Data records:
>>>>>

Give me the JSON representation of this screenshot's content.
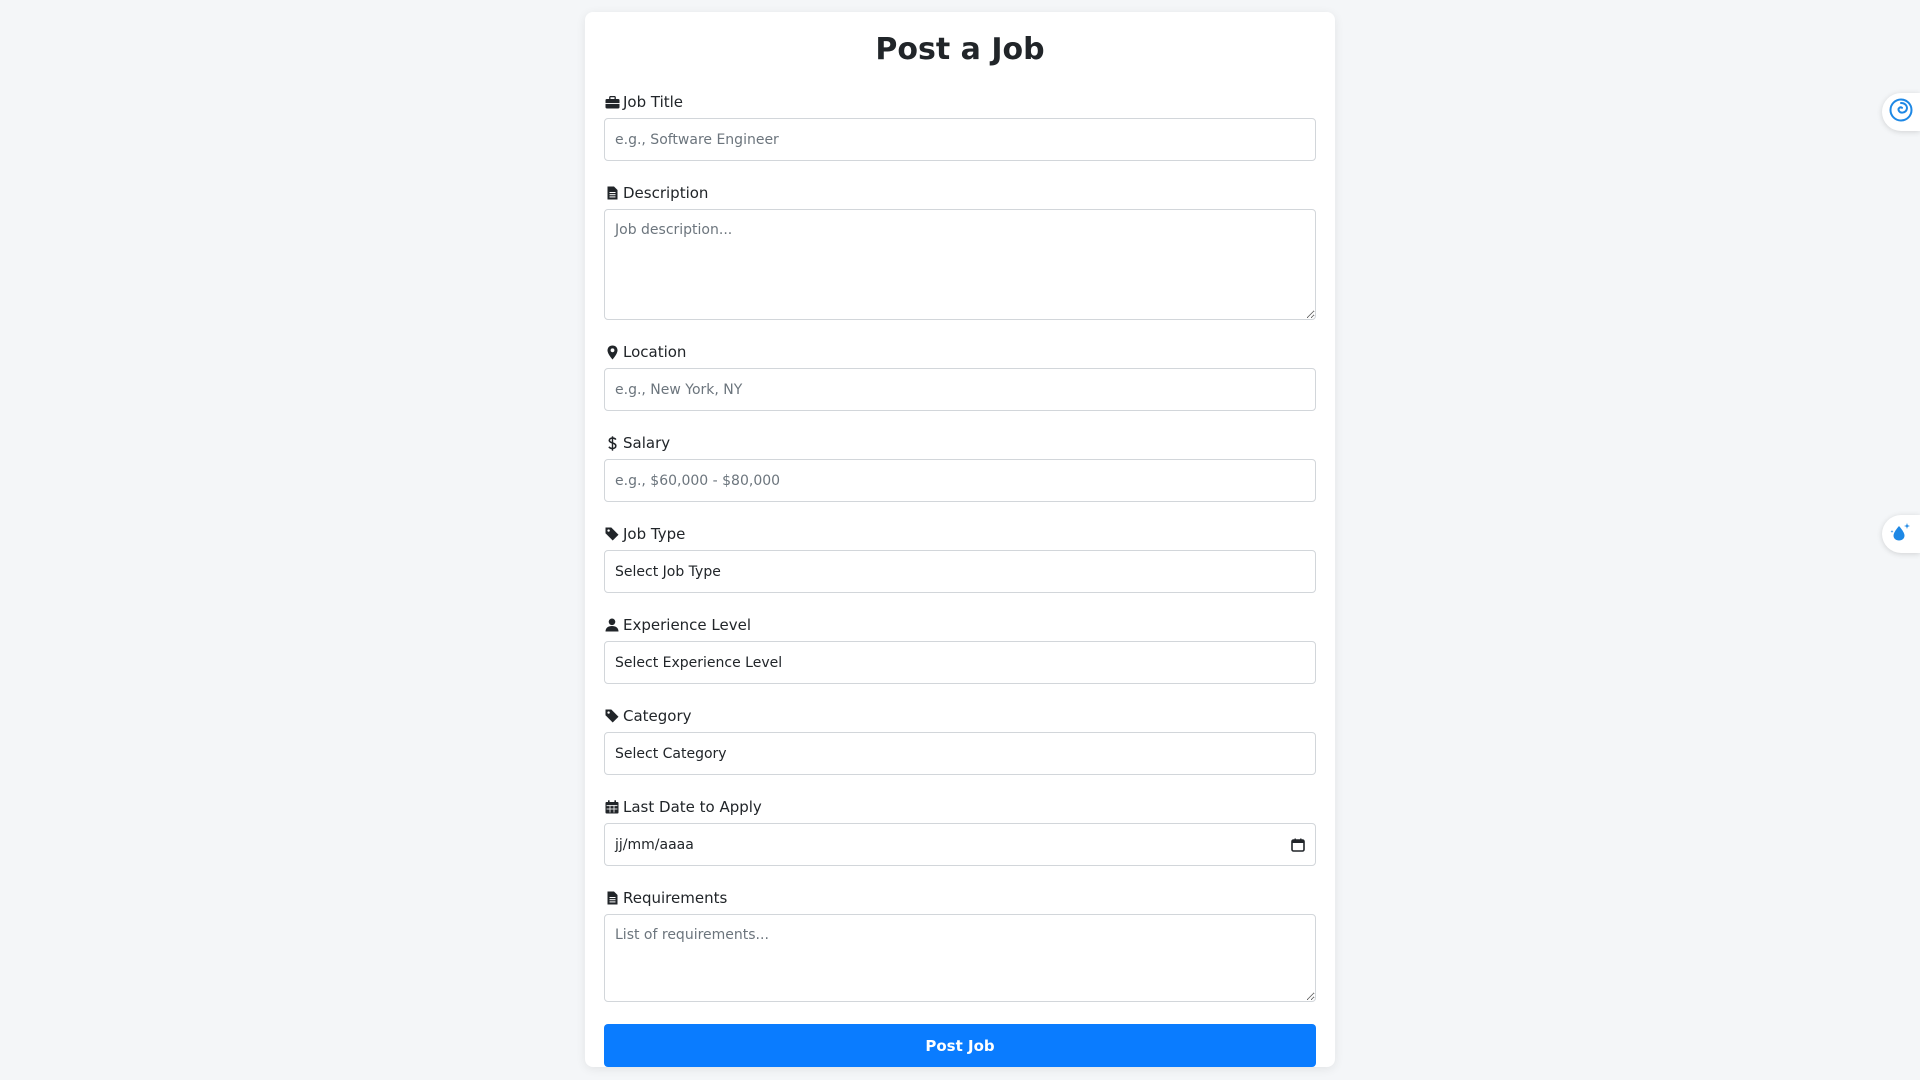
{
  "page": {
    "title": "Post a Job"
  },
  "fields": {
    "job_title": {
      "label": "Job Title",
      "icon": "briefcase-icon",
      "placeholder": "e.g., Software Engineer",
      "value": ""
    },
    "description": {
      "label": "Description",
      "icon": "file-icon",
      "placeholder": "Job description...",
      "value": ""
    },
    "location": {
      "label": "Location",
      "icon": "map-pin-icon",
      "placeholder": "e.g., New York, NY",
      "value": ""
    },
    "salary": {
      "label": "Salary",
      "icon": "dollar-icon",
      "placeholder": "e.g., $60,000 - $80,000",
      "value": ""
    },
    "job_type": {
      "label": "Job Type",
      "icon": "tag-icon",
      "selected": "Select Job Type"
    },
    "experience_level": {
      "label": "Experience Level",
      "icon": "user-icon",
      "selected": "Select Experience Level"
    },
    "category": {
      "label": "Category",
      "icon": "tag-icon",
      "selected": "Select Category"
    },
    "last_date": {
      "label": "Last Date to Apply",
      "icon": "calendar-icon",
      "value": "jj/mm/aaaa"
    },
    "requirements": {
      "label": "Requirements",
      "icon": "file-icon",
      "placeholder": "List of requirements...",
      "value": ""
    }
  },
  "submit": {
    "label": "Post Job"
  },
  "colors": {
    "accent": "#0a7cff",
    "background": "#f4f6f8",
    "card": "#ffffff",
    "border": "#d2d6da"
  },
  "side_widgets": [
    {
      "icon": "swirl-logo-icon"
    },
    {
      "icon": "water-drop-sparkle-icon"
    }
  ]
}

<<<<<

§ **AIM**:
Locate the word "icon" in the records and collect each line it appears in.

§ **ANSWER TO THE PROBLEM**:
      "icon": "briefcase-icon",
      "icon": "file-icon",
      "icon": "map-pin-icon",
      "icon": "dollar-icon",
      "icon": "tag-icon",
      "icon": "user-icon",
      "icon": "tag-icon",
      "icon": "calendar-icon",
      "icon": "file-icon",
      "icon": "swirl-logo-icon"
      "icon": "water-drop-sparkle-icon"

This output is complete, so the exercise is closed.